Data records
────────

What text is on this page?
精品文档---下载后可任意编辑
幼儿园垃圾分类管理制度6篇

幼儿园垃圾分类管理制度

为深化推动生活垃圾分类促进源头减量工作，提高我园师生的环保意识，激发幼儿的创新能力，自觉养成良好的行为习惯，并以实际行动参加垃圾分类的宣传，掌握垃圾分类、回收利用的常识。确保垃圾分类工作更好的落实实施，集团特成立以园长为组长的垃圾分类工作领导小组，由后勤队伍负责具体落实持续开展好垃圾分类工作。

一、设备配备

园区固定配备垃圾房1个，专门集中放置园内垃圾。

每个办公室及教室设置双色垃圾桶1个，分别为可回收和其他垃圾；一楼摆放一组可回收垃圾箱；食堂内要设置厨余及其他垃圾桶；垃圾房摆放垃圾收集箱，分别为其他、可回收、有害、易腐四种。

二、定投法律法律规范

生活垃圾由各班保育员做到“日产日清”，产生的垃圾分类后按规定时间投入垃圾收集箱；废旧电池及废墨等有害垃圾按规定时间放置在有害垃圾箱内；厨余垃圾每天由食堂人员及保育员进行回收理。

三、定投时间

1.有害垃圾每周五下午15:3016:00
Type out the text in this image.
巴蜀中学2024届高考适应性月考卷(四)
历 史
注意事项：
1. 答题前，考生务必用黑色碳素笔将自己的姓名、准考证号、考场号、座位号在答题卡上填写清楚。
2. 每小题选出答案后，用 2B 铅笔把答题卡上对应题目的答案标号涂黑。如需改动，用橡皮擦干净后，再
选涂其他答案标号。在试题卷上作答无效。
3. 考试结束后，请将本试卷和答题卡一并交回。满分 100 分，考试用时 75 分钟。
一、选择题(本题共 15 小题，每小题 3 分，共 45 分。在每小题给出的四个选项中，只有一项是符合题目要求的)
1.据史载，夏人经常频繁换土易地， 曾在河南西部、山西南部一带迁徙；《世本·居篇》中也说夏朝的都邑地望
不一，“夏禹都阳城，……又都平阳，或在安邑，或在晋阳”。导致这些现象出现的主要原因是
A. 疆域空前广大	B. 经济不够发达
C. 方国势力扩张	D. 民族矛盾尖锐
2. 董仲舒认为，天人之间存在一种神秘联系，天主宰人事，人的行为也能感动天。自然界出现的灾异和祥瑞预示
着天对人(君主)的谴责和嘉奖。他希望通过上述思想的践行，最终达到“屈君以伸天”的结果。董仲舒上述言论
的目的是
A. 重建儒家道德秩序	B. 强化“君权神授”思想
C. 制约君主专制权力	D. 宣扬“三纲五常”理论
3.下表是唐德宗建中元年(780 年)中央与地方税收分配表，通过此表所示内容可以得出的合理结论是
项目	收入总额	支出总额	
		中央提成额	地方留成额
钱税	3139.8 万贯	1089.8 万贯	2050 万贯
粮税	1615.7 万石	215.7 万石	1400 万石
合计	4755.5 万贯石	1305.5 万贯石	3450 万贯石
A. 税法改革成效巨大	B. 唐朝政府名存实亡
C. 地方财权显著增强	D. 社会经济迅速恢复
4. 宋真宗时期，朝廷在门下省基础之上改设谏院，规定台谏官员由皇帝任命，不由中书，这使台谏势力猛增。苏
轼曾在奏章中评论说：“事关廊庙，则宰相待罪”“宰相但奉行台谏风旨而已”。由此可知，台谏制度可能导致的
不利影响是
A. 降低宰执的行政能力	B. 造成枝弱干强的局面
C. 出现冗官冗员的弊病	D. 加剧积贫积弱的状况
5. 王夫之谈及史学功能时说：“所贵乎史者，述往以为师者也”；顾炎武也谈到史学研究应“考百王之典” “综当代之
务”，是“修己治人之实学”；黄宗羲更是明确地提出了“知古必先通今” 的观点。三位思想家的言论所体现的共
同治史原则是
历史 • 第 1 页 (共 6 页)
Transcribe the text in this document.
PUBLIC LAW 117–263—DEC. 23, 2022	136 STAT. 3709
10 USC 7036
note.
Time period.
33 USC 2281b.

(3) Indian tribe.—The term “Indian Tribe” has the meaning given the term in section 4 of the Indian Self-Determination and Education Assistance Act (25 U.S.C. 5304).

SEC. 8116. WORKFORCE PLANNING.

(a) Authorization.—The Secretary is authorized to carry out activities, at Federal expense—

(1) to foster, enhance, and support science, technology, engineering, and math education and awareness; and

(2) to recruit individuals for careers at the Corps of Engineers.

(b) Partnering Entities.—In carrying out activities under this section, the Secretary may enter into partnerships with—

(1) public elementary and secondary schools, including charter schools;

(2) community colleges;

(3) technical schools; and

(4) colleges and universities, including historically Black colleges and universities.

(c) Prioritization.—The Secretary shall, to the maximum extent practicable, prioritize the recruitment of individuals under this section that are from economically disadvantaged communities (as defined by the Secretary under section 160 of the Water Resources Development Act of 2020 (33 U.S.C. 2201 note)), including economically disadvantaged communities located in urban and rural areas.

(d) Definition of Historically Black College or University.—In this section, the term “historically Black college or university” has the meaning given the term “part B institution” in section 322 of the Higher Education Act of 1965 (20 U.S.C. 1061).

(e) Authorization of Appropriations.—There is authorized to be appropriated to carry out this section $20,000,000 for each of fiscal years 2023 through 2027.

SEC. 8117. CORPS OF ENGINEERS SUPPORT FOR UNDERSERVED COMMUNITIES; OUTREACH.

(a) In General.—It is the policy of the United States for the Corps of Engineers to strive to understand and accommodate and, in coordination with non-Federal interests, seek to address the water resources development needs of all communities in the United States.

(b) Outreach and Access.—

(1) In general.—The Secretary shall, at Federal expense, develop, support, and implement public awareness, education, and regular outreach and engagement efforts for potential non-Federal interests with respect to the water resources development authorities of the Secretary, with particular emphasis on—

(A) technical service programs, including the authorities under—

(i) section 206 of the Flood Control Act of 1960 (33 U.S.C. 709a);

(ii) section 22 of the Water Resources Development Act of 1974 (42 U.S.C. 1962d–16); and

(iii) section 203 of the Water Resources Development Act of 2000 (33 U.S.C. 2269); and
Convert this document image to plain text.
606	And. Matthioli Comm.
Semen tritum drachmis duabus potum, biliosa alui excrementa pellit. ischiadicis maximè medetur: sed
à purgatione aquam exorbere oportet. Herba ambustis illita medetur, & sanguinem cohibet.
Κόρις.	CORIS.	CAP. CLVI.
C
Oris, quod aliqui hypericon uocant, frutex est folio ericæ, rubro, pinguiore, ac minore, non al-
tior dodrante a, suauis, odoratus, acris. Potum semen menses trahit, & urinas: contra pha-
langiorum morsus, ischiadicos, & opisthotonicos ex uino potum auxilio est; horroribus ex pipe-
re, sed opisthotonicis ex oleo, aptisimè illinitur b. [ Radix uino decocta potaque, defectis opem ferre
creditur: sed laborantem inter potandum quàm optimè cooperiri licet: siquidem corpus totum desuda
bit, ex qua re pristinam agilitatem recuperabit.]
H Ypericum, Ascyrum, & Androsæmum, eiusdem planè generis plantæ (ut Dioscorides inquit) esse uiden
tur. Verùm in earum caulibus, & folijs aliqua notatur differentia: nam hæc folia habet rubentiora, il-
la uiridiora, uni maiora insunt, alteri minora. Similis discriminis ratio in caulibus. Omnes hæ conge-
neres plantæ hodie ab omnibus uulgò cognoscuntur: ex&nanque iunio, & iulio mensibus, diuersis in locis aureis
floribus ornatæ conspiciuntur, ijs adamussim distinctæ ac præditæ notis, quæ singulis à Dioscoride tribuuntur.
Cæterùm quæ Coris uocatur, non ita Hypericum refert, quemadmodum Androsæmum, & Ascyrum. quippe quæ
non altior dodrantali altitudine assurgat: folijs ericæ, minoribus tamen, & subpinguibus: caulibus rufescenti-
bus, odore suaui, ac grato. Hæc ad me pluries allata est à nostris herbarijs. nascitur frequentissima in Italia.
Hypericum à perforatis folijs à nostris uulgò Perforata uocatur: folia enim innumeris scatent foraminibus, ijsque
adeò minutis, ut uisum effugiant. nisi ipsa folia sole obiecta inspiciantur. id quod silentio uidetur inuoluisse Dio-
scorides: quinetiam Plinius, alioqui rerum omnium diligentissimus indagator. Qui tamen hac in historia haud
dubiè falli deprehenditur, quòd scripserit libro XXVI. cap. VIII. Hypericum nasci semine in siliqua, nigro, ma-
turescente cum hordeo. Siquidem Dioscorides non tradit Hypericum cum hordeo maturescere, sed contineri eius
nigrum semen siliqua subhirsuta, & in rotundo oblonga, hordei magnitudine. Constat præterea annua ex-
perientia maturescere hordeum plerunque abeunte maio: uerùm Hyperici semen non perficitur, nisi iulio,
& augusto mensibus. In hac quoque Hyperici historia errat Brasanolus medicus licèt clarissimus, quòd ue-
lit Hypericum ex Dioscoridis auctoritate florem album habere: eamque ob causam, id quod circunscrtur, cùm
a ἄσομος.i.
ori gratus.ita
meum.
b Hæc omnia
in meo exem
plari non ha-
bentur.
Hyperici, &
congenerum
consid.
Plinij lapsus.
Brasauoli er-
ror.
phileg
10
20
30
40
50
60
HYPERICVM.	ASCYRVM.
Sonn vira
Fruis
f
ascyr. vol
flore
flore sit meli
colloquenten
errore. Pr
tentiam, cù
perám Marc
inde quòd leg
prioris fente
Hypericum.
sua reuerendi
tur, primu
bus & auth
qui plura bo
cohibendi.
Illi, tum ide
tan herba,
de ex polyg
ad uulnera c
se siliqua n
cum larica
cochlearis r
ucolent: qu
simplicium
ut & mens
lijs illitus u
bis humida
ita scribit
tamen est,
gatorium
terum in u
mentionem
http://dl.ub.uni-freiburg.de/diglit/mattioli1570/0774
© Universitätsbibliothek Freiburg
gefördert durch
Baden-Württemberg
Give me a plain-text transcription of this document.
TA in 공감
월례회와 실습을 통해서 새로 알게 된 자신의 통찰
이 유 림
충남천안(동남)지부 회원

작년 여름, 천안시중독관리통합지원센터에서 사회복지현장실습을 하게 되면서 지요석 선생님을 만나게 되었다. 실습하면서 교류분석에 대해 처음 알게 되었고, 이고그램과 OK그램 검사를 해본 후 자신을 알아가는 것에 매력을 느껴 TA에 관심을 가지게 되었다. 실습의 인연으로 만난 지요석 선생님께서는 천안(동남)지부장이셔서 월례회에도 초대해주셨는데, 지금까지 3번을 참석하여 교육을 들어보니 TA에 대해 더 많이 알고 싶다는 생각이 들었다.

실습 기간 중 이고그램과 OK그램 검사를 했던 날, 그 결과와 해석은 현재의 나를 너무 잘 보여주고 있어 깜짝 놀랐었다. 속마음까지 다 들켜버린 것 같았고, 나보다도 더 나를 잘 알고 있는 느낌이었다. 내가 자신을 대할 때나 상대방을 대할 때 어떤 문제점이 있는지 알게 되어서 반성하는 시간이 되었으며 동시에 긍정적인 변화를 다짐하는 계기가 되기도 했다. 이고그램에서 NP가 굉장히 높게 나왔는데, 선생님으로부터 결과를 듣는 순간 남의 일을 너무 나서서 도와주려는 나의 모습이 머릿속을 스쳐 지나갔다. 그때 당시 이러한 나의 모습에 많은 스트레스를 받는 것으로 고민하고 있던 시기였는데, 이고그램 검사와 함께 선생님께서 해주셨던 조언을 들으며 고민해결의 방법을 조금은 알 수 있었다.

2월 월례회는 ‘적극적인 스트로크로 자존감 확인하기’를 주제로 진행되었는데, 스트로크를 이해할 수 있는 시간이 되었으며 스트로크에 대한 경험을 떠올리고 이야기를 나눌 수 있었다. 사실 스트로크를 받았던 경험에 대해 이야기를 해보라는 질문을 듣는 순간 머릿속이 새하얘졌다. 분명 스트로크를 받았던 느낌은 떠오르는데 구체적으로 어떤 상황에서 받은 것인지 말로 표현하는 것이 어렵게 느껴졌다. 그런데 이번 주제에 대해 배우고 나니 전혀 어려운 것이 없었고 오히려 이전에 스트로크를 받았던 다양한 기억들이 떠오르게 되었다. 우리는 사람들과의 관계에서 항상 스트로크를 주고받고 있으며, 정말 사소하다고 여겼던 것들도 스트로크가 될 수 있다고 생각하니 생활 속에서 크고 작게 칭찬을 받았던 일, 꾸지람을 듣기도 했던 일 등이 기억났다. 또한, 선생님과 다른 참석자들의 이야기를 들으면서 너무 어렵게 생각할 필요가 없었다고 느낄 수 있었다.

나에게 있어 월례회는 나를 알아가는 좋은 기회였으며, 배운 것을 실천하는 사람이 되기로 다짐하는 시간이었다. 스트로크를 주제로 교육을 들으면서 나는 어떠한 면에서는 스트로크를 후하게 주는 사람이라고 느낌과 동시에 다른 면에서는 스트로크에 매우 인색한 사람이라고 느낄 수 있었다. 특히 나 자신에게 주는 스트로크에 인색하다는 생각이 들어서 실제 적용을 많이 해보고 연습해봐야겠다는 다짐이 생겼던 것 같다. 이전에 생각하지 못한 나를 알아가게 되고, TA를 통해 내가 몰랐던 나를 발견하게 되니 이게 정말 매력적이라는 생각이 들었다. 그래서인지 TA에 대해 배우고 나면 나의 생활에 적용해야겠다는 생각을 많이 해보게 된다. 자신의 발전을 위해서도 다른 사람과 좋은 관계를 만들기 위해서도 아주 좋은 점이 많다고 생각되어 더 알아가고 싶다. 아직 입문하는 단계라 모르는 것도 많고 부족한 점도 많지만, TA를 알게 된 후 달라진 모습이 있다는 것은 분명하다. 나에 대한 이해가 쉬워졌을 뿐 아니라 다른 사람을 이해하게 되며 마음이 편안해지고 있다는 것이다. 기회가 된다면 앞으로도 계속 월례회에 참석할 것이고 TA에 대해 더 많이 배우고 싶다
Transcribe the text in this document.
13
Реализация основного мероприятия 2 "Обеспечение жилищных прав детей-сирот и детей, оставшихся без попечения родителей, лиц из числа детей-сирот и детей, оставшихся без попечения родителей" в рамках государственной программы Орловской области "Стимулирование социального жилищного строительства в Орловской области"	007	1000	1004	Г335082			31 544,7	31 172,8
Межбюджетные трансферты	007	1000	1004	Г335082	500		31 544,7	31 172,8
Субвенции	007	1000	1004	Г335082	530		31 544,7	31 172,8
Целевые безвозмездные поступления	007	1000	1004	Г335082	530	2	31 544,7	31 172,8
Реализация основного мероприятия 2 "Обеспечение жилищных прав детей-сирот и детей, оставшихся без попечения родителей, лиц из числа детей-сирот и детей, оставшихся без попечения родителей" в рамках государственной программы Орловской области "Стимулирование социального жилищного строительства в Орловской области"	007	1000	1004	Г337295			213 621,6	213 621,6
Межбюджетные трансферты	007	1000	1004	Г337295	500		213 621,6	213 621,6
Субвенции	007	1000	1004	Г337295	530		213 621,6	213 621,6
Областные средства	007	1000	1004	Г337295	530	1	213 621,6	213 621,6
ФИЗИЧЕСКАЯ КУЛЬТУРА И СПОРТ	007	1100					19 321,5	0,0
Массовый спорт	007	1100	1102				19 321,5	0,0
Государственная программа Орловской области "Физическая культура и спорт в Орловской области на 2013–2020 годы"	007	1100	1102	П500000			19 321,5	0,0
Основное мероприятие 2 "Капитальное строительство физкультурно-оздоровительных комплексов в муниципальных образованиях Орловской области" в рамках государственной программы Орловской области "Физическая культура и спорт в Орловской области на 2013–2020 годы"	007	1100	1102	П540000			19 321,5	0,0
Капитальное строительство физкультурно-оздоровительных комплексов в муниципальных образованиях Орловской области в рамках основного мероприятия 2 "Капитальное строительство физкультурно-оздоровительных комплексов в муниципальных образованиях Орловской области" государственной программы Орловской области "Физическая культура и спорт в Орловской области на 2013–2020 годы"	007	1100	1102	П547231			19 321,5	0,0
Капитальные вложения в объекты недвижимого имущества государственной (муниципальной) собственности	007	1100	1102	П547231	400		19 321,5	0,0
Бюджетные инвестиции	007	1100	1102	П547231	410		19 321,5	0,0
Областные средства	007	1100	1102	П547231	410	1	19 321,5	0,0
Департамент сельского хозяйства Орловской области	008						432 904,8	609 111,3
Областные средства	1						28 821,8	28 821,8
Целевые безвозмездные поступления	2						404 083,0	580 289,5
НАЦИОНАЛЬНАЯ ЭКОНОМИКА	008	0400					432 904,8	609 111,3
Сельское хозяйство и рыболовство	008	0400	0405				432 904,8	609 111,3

────────

## TASK GOAL
Determine how many lines of the listing above hold the word "безвозмездные". Report that number without anything else.

## COMPLETE RESPONSE
2